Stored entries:
+ + + + + + +
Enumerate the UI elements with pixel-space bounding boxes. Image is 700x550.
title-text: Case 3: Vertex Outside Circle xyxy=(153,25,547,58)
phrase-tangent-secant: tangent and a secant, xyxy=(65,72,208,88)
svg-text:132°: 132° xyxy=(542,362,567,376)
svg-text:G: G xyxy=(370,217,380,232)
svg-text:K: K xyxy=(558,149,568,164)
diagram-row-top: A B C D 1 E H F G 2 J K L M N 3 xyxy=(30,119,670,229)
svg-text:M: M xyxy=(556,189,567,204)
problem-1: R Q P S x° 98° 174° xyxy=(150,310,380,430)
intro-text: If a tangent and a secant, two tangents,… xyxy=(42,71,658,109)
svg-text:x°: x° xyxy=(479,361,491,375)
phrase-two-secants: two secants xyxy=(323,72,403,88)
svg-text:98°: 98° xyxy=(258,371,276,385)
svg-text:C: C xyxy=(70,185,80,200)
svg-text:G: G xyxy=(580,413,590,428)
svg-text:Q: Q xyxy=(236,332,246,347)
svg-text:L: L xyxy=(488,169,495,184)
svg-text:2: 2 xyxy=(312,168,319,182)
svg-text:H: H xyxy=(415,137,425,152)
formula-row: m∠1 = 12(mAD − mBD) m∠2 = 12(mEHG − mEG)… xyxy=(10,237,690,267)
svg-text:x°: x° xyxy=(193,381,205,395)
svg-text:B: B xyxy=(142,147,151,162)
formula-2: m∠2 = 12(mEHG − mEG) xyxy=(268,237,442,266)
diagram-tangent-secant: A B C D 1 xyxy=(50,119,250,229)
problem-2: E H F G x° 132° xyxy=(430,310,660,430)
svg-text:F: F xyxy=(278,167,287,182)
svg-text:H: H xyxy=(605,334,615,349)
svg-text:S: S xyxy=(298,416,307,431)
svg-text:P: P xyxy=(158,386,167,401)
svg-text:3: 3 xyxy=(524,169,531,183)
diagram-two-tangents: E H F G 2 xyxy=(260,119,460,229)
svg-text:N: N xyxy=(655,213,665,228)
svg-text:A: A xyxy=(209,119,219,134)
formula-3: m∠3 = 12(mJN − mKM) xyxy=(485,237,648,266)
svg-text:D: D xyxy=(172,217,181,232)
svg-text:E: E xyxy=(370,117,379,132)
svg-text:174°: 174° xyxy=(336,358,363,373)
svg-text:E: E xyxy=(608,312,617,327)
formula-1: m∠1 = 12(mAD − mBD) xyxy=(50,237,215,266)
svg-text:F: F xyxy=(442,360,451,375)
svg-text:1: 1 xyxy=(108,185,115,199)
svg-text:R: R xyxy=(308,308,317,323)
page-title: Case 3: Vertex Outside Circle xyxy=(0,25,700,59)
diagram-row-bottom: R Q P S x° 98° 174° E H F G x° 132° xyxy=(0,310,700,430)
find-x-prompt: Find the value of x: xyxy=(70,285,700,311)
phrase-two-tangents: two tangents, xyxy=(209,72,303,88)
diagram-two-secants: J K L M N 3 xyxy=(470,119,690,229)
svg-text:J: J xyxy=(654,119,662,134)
+ + + + + + +
Task statement
Convert the entries above into a JSON list of strings, one string per line, leaving out any blank lines.

Final result
[
  "Enumerate the UI elements with pixel-space bounding boxes. Image is 700x550.",
  "title-text: Case 3: Vertex Outside Circle xyxy=(153,25,547,58)",
  "phrase-tangent-secant: tangent and a secant, xyxy=(65,72,208,88)",
  "svg-text:132°: 132° xyxy=(542,362,567,376)",
  "svg-text:G: G xyxy=(370,217,380,232)",
  "svg-text:K: K xyxy=(558,149,568,164)",
  "diagram-row-top: A B C D 1 E H F G 2 J K L M N 3 xyxy=(30,119,670,229)",
  "svg-text:M: M xyxy=(556,189,567,204)",
  "problem-1: R Q P S x° 98° 174° xyxy=(150,310,380,430)",
  "intro-text: If a tangent and a secant, two tangents,… xyxy=(42,71,658,109)",
  "svg-text:x°: x° xyxy=(479,361,491,375)",
  "phrase-two-secants: two secants xyxy=(323,72,403,88)",
  "svg-text:98°: 98° xyxy=(258,371,276,385)",
  "svg-text:C: C xyxy=(70,185,80,200)",
  "svg-text:G: G xyxy=(580,413,590,428)",
  "svg-text:Q: Q xyxy=(236,332,246,347)",
  "svg-text:L: L xyxy=(488,169,495,184)",
  "svg-text:2: 2 xyxy=(312,168,319,182)",
  "svg-text:H: H xyxy=(415,137,425,152)",
  "formula-row: m∠1 = 12(mAD − mBD) m∠2 = 12(mEHG − mEG)… xyxy=(10,237,690,267)",
  "svg-text:x°: x° xyxy=(193,381,205,395)",
  "svg-text:B: B xyxy=(142,147,151,162)",
  "formula-2: m∠2 = 12(mEHG − mEG) xyxy=(268,237,442,266)",
  "diagram-tangent-secant: A B C D 1 xyxy=(50,119,250,229)",
  "problem-2: E H F G x° 132° xyxy=(430,310,660,430)",
  "svg-text:F: F xyxy=(278,167,287,182)",
  "svg-text:H: H xyxy=(605,334,615,349)",
  "svg-text:S: S xyxy=(298,416,307,431)",
  "svg-text:P: P xyxy=(158,386,167,401)",
  "svg-text:3: 3 xyxy=(524,169,531,183)",
  "diagram-two-tangents: E H F G 2 xyxy=(260,119,460,229)",
  "svg-text:N: N xyxy=(655,213,665,228)",
  "svg-text:A: A xyxy=(209,119,219,134)",
  "formula-3: m∠3 = 12(mJN − mKM) xyxy=(485,237,648,266)",
  "svg-text:D: D xyxy=(172,217,181,232)",
  "svg-text:E: E xyxy=(370,117,379,132)",
  "svg-text:174°: 174° xyxy=(336,358,363,373)",
  "svg-text:E: E xyxy=(608,312,617,327)",
  "formula-1: m∠1 = 12(mAD − mBD) xyxy=(50,237,215,266)",
  "svg-text:F: F xyxy=(442,360,451,375)",
  "svg-text:1: 1 xyxy=(108,185,115,199)",
  "svg-text:R: R xyxy=(308,308,317,323)",
  "page-title: Case 3: Vertex Outside Circle xyxy=(0,25,700,59)",
  "diagram-row-bottom: R Q P S x° 98° 174° E H F G x° 132° xyxy=(0,310,700,430)",
  "find-x-prompt: Find the value of x: xyxy=(70,285,700,311)",
  "phrase-two-tangents: two tangents, xyxy=(209,72,303,88)",
  "diagram-two-secants: J K L M N 3 xyxy=(470,119,690,229)",
  "svg-text:J: J xyxy=(654,119,662,134)"
]